++++ Data to use
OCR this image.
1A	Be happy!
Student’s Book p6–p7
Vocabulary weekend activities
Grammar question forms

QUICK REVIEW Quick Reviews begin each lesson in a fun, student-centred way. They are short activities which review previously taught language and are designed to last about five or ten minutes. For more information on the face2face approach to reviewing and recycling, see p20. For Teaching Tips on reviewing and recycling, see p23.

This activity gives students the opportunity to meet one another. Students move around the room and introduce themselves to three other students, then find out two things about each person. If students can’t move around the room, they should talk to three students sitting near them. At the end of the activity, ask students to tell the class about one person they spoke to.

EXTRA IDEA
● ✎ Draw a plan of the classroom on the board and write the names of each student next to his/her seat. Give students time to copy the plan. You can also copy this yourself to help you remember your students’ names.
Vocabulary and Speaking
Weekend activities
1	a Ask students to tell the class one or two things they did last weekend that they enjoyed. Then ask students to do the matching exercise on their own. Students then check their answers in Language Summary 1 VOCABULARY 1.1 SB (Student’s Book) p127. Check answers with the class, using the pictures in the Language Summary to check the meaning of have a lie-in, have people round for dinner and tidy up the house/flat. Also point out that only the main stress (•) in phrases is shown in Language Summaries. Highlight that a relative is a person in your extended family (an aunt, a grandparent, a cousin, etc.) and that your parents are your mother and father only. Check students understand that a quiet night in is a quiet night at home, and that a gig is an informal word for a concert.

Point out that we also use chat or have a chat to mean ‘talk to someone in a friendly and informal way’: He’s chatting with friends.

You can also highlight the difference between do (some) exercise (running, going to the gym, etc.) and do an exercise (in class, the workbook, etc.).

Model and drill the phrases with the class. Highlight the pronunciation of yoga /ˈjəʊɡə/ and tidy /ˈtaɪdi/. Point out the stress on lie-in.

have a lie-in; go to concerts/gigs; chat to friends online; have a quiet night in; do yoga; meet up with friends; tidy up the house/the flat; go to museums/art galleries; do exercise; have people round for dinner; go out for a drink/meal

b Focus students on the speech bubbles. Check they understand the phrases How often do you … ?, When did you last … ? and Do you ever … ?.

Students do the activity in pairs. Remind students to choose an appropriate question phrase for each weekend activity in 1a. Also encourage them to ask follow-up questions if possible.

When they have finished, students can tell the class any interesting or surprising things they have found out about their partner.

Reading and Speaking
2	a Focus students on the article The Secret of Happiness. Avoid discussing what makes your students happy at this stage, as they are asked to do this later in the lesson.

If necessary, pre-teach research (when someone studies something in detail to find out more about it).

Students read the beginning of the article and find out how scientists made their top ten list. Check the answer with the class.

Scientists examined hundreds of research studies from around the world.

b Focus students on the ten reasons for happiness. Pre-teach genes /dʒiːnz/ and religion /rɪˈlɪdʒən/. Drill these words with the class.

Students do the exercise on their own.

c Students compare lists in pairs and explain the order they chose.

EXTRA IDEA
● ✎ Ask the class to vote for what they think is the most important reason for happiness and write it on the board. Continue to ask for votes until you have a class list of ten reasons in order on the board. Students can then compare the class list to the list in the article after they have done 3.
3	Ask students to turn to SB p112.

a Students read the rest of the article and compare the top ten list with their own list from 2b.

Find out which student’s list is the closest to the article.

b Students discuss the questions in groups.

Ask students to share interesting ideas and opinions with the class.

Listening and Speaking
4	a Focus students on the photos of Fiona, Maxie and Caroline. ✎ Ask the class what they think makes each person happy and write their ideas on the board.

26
++++++++
Task goal
Using the records above, work out the number of lines that contain "board" and write only that number.

Answer for this exercise
3